§ Written task
Copy every line from the records below that holds the word "with".
──────── Data records
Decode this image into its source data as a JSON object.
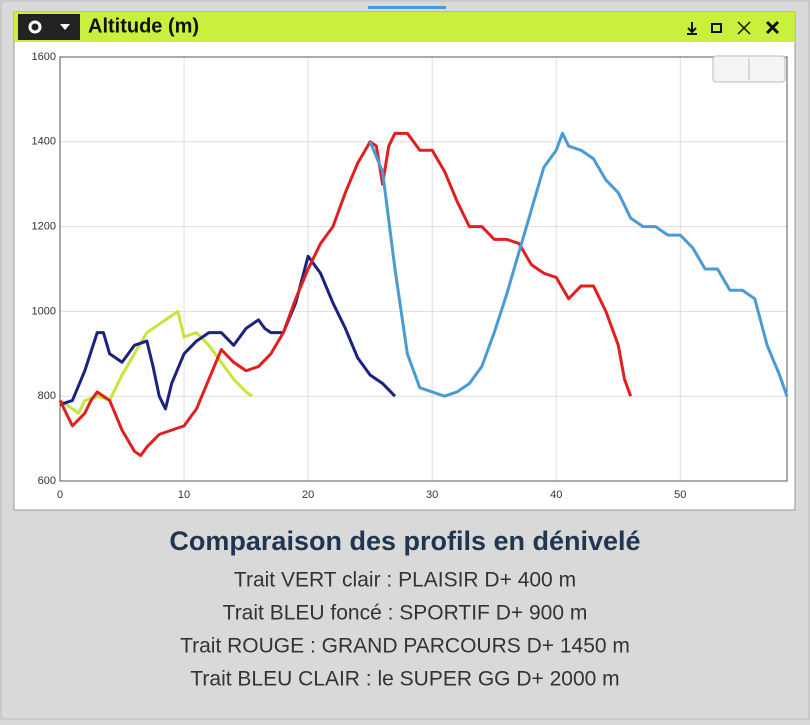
{
  "chart_data": {
    "type": "line",
    "title": "Altitude (m)",
    "subtitle": "Comparaison des profils en dénivelé",
    "zoom_buttons": [
      "-",
      "+"
    ],
    "xlim": [
      0,
      58.6
    ],
    "ylim": [
      600,
      1600
    ],
    "xticks": [
      0,
      10,
      20,
      30,
      40,
      50
    ],
    "yticks": [
      600,
      800,
      1000,
      1200,
      1400,
      1600
    ],
    "grid": true,
    "series": [
      {
        "name": "Trait VERT clair : PLAISIR D+ 400 m",
        "color": "#c5e63a",
        "x": [
          0,
          1,
          1.5,
          2,
          3,
          4,
          5,
          6,
          7,
          8,
          9,
          9.5,
          10,
          11,
          12,
          13,
          14,
          15,
          15.5
        ],
        "values": [
          790,
          770,
          760,
          790,
          800,
          790,
          850,
          900,
          950,
          970,
          990,
          1000,
          940,
          950,
          920,
          880,
          840,
          810,
          800
        ]
      },
      {
        "name": "Trait BLEU foncé : SPORTIF D+ 900 m",
        "color": "#1a237e",
        "x": [
          0,
          1,
          2,
          3,
          3.5,
          4,
          5,
          6,
          7,
          7.5,
          8,
          8.5,
          9,
          10,
          11,
          12,
          13,
          14,
          15,
          16,
          16.5,
          17,
          18,
          19,
          20,
          21,
          22,
          23,
          24,
          25,
          26,
          27
        ],
        "values": [
          780,
          790,
          860,
          950,
          950,
          900,
          880,
          920,
          930,
          870,
          800,
          770,
          830,
          900,
          930,
          950,
          950,
          920,
          960,
          980,
          960,
          950,
          950,
          1020,
          1130,
          1090,
          1020,
          960,
          890,
          850,
          830,
          800
        ]
      },
      {
        "name": "Trait ROUGE : GRAND PARCOURS D+ 1450 m",
        "color": "#e02020",
        "x": [
          0,
          1,
          2,
          2.5,
          3,
          4,
          5,
          6,
          6.5,
          7,
          8,
          9,
          10,
          11,
          12,
          13,
          14,
          15,
          16,
          17,
          18,
          19,
          20,
          21,
          22,
          23,
          24,
          25,
          25.5,
          26,
          26.5,
          27,
          28,
          29,
          30,
          31,
          32,
          33,
          34,
          35,
          36,
          37,
          38,
          39,
          40,
          41,
          42,
          43,
          44,
          45,
          45.5,
          46
        ],
        "values": [
          790,
          730,
          760,
          790,
          810,
          790,
          720,
          670,
          660,
          680,
          710,
          720,
          730,
          770,
          840,
          910,
          880,
          860,
          870,
          900,
          950,
          1030,
          1100,
          1160,
          1200,
          1280,
          1350,
          1400,
          1390,
          1300,
          1390,
          1420,
          1420,
          1380,
          1380,
          1330,
          1260,
          1200,
          1200,
          1170,
          1170,
          1160,
          1110,
          1090,
          1080,
          1030,
          1060,
          1060,
          1000,
          920,
          840,
          800
        ]
      },
      {
        "name": "Trait BLEU CLAIR : le SUPER GG D+ 2000 m",
        "color": "#4a9bd4",
        "x": [
          25,
          26,
          27,
          28,
          29,
          30,
          31,
          32,
          33,
          34,
          35,
          36,
          37,
          38,
          39,
          40,
          40.5,
          41,
          42,
          43,
          44,
          45,
          46,
          47,
          48,
          49,
          50,
          51,
          52,
          53,
          54,
          55,
          56,
          57,
          58,
          58.6
        ],
        "values": [
          1400,
          1330,
          1100,
          900,
          820,
          810,
          800,
          810,
          830,
          870,
          950,
          1040,
          1140,
          1240,
          1340,
          1380,
          1420,
          1390,
          1380,
          1360,
          1310,
          1280,
          1220,
          1200,
          1200,
          1180,
          1180,
          1150,
          1100,
          1100,
          1050,
          1050,
          1030,
          920,
          850,
          800
        ]
      }
    ]
  }
}
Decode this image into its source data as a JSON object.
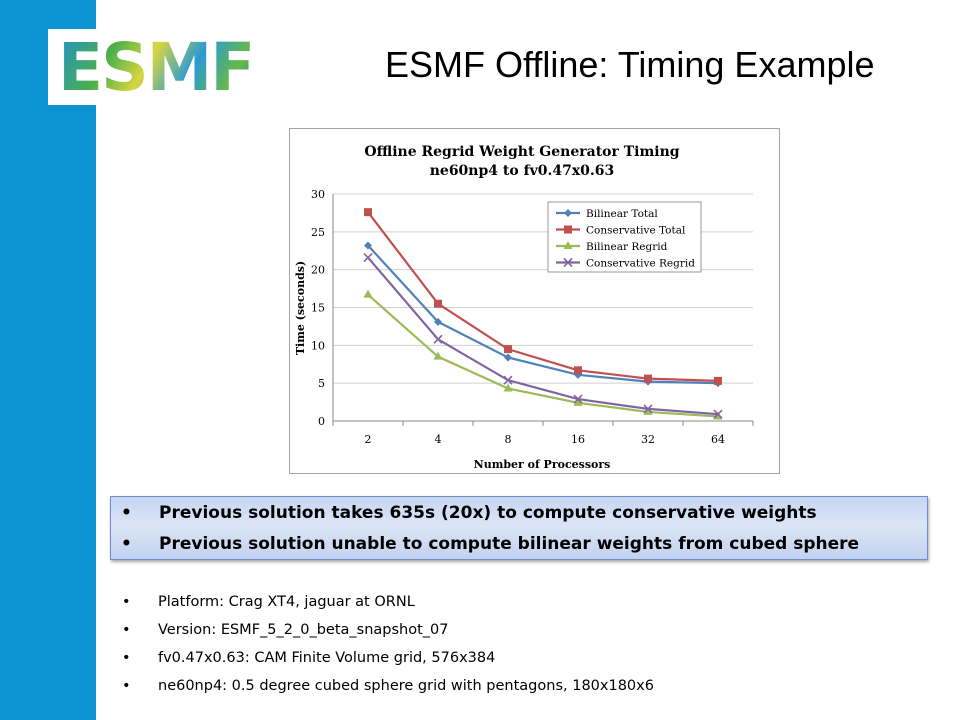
{
  "slide": {
    "title": "ESMF Offline:  Timing Example",
    "logo_text": "ESMF",
    "colors": {
      "sidebar": "#0c94d0",
      "callout_fill": "#c6d5f2",
      "callout_border": "#6f8fc7"
    }
  },
  "callout": {
    "items": [
      "Previous solution takes 635s (20x) to compute conservative weights",
      "Previous solution unable to compute bilinear weights from cubed sphere"
    ]
  },
  "details": {
    "items": [
      "Platform:  Crag XT4, jaguar at ORNL",
      "Version: ESMF_5_2_0_beta_snapshot_07",
      "fv0.47x0.63: CAM Finite Volume grid, 576x384",
      "ne60np4: 0.5 degree cubed sphere grid with pentagons, 180x180x6"
    ],
    "bullet_glyph": "•"
  },
  "chart_data": {
    "type": "line",
    "title": "Offline Regrid Weight Generator Timing",
    "subtitle": "ne60np4 to fv0.47x0.63",
    "xlabel": "Number of Processors",
    "ylabel": "Time (seconds)",
    "categories": [
      "2",
      "4",
      "8",
      "16",
      "32",
      "64"
    ],
    "ylim": [
      0,
      30
    ],
    "yticks": [
      0,
      5,
      10,
      15,
      20,
      25,
      30
    ],
    "grid": "horizontal",
    "legend_position": "top-right",
    "series": [
      {
        "name": "Bilinear Total",
        "color": "#4f81bd",
        "marker": "diamond",
        "values": [
          23.2,
          13.1,
          8.4,
          6.1,
          5.2,
          5.0
        ]
      },
      {
        "name": "Conservative Total",
        "color": "#c0504d",
        "marker": "square",
        "values": [
          27.6,
          15.5,
          9.5,
          6.7,
          5.6,
          5.3
        ]
      },
      {
        "name": "Bilinear Regrid",
        "color": "#9bbb59",
        "marker": "triangle",
        "values": [
          16.7,
          8.5,
          4.3,
          2.4,
          1.2,
          0.6
        ]
      },
      {
        "name": "Conservative Regrid",
        "color": "#8064a2",
        "marker": "x",
        "values": [
          21.6,
          10.8,
          5.4,
          2.9,
          1.6,
          0.9
        ]
      }
    ]
  }
}
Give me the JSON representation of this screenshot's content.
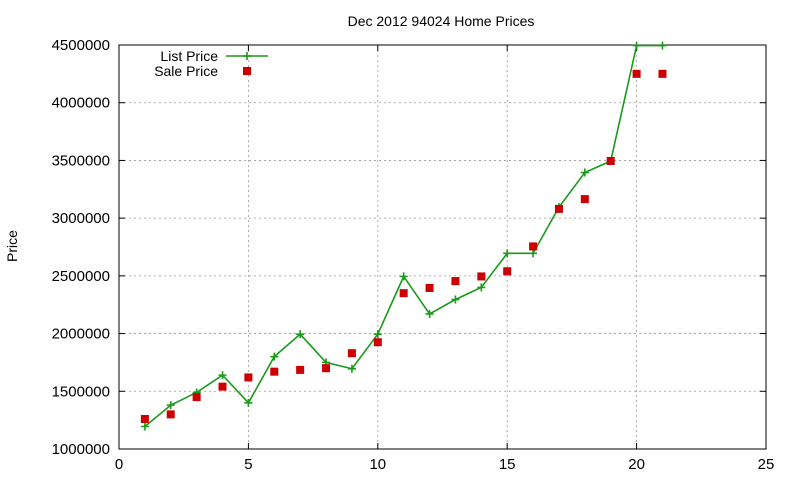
{
  "chart_data": {
    "type": "line",
    "title": "Dec 2012 94024 Home Prices",
    "xlabel": "",
    "ylabel": "Price",
    "xlim": [
      0,
      25
    ],
    "ylim": [
      1000000,
      4500000
    ],
    "xticks": [
      0,
      5,
      10,
      15,
      20,
      25
    ],
    "yticks": [
      1000000,
      1500000,
      2000000,
      2500000,
      3000000,
      3500000,
      4000000,
      4500000
    ],
    "grid": true,
    "legend_position": "top-left",
    "series": [
      {
        "name": "List Price",
        "style": "line-with-plus-markers",
        "color": "#1a9a1a",
        "x": [
          1,
          2,
          3,
          4,
          5,
          6,
          7,
          8,
          9,
          10,
          11,
          12,
          13,
          14,
          15,
          16,
          17,
          18,
          19,
          20,
          21
        ],
        "values": [
          1195000,
          1380000,
          1490000,
          1640000,
          1400000,
          1800000,
          1995000,
          1750000,
          1695000,
          1995000,
          2495000,
          2170000,
          2295000,
          2400000,
          2695000,
          2695000,
          3095000,
          3395000,
          3495000,
          4495000,
          4495000
        ]
      },
      {
        "name": "Sale Price",
        "style": "square-markers",
        "color": "#cc0000",
        "x": [
          1,
          2,
          3,
          4,
          5,
          6,
          7,
          8,
          9,
          10,
          11,
          12,
          13,
          14,
          15,
          16,
          17,
          18,
          19,
          20,
          21
        ],
        "values": [
          1260000,
          1300000,
          1450000,
          1540000,
          1620000,
          1670000,
          1685000,
          1700000,
          1830000,
          1925000,
          2350000,
          2395000,
          2455000,
          2495000,
          2540000,
          2755000,
          3080000,
          3165000,
          3495000,
          4250000,
          4250000
        ]
      }
    ]
  }
}
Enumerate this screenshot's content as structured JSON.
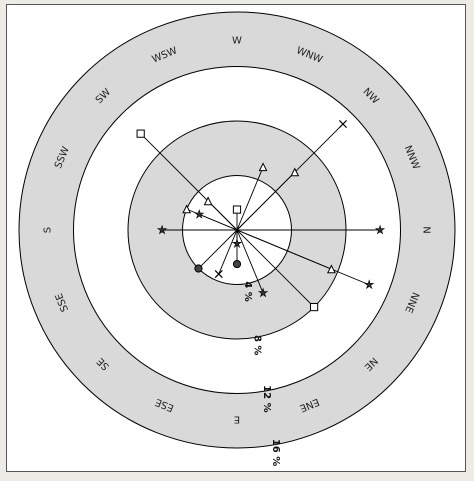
{
  "chart_data": {
    "type": "polar",
    "title": "",
    "rotation_deg": 90,
    "directions": [
      "N",
      "NNE",
      "NE",
      "ENE",
      "E",
      "ESE",
      "SE",
      "SSE",
      "S",
      "SSW",
      "SW",
      "WSW",
      "W",
      "WNW",
      "NW",
      "NNW"
    ],
    "rings": [
      {
        "value": 4,
        "label": "4 %"
      },
      {
        "value": 8,
        "label": "8 %"
      },
      {
        "value": 12,
        "label": "12 %"
      },
      {
        "value": 16,
        "label": "16 %"
      }
    ],
    "r_max": 16,
    "colors": {
      "band": "#d9d9d9",
      "line": "#000000",
      "background": "#ffffff"
    },
    "series": [
      {
        "symbol": "triangle",
        "points": [
          {
            "dir": "NNE",
            "value": 7.5
          },
          {
            "dir": "NW",
            "value": 6
          },
          {
            "dir": "WNW",
            "value": 5
          },
          {
            "dir": "SSW",
            "value": 4
          },
          {
            "dir": "SW",
            "value": 3
          }
        ]
      },
      {
        "symbol": "star",
        "points": [
          {
            "dir": "N",
            "value": 10.5
          },
          {
            "dir": "NNE",
            "value": 10.5
          },
          {
            "dir": "ENE",
            "value": 5
          },
          {
            "dir": "E",
            "value": 1
          },
          {
            "dir": "S",
            "value": 5.5
          },
          {
            "dir": "SSW",
            "value": 3
          }
        ]
      },
      {
        "symbol": "square",
        "points": [
          {
            "dir": "NE",
            "value": 8
          },
          {
            "dir": "SW",
            "value": 10
          },
          {
            "dir": "W",
            "value": 1.5
          }
        ]
      },
      {
        "symbol": "circle",
        "points": [
          {
            "dir": "SE",
            "value": 4
          },
          {
            "dir": "E",
            "value": 2.5
          }
        ]
      },
      {
        "symbol": "x",
        "points": [
          {
            "dir": "NW",
            "value": 11
          },
          {
            "dir": "ESE",
            "value": 3.5
          }
        ]
      }
    ]
  }
}
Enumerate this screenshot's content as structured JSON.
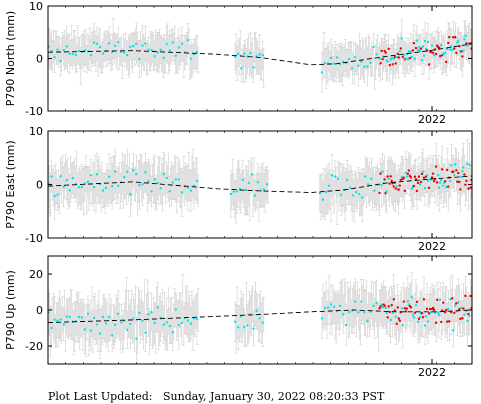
{
  "footer": {
    "label": "Plot Last Updated:",
    "value": "Sunday, January 30, 2022 08:20:33 PST"
  },
  "colors": {
    "old_points": "#00e5ee",
    "recent_points": "#ee0000",
    "error_bars": "#cccccc",
    "trend": "#000000"
  },
  "chart_data": [
    {
      "type": "scatter",
      "ylabel": "P790 North (mm)",
      "ylim": [
        -10,
        10
      ],
      "yticks": [
        -10,
        0,
        10
      ],
      "xtick_labels": [
        "2022"
      ],
      "error_bar_mm": 3,
      "segments": [
        {
          "start": 0.0,
          "end": 0.355
        },
        {
          "start": 0.44,
          "end": 0.51
        },
        {
          "start": 0.645,
          "end": 1.0
        }
      ],
      "trend": [
        [
          0.0,
          1.2
        ],
        [
          0.2,
          1.5
        ],
        [
          0.4,
          0.8
        ],
        [
          0.5,
          0.2
        ],
        [
          0.62,
          -1.2
        ],
        [
          0.68,
          -1.0
        ],
        [
          0.78,
          0.2
        ],
        [
          0.9,
          1.5
        ],
        [
          1.0,
          2.8
        ]
      ],
      "noise": 1.5,
      "red_start": 0.78
    },
    {
      "type": "scatter",
      "ylabel": "P790 East (mm)",
      "ylim": [
        -10,
        10
      ],
      "yticks": [
        -10,
        0,
        10
      ],
      "xtick_labels": [
        "2022"
      ],
      "error_bar_mm": 3.5,
      "segments": [
        {
          "start": 0.0,
          "end": 0.355
        },
        {
          "start": 0.43,
          "end": 0.52
        },
        {
          "start": 0.64,
          "end": 1.0
        }
      ],
      "trend": [
        [
          0.0,
          -0.3
        ],
        [
          0.2,
          0.5
        ],
        [
          0.4,
          -0.8
        ],
        [
          0.5,
          -1.2
        ],
        [
          0.62,
          -1.5
        ],
        [
          0.7,
          -1.0
        ],
        [
          0.8,
          0.3
        ],
        [
          0.9,
          1.0
        ],
        [
          1.0,
          1.6
        ]
      ],
      "noise": 1.7,
      "red_start": 0.78
    },
    {
      "type": "scatter",
      "ylabel": "P790 Up (mm)",
      "ylim": [
        -30,
        30
      ],
      "yticks": [
        -20,
        0,
        20
      ],
      "xtick_labels": [
        "2022"
      ],
      "error_bar_mm": 11,
      "segments": [
        {
          "start": 0.0,
          "end": 0.355
        },
        {
          "start": 0.44,
          "end": 0.51
        },
        {
          "start": 0.645,
          "end": 1.0
        }
      ],
      "trend": [
        [
          0.0,
          -7.0
        ],
        [
          0.2,
          -5.5
        ],
        [
          0.4,
          -3.5
        ],
        [
          0.5,
          -2.5
        ],
        [
          0.62,
          -1.0
        ],
        [
          0.72,
          0.0
        ],
        [
          0.82,
          -1.0
        ],
        [
          0.92,
          -1.0
        ],
        [
          1.0,
          0.0
        ]
      ],
      "noise": 6.0,
      "red_start": 0.78
    }
  ]
}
────────────────
§ Answer for the task
      "ne60np4: 0.5 degree cubed sphere grid with pentagons, 180x180x6"
        "style": "line-with-plus-markers",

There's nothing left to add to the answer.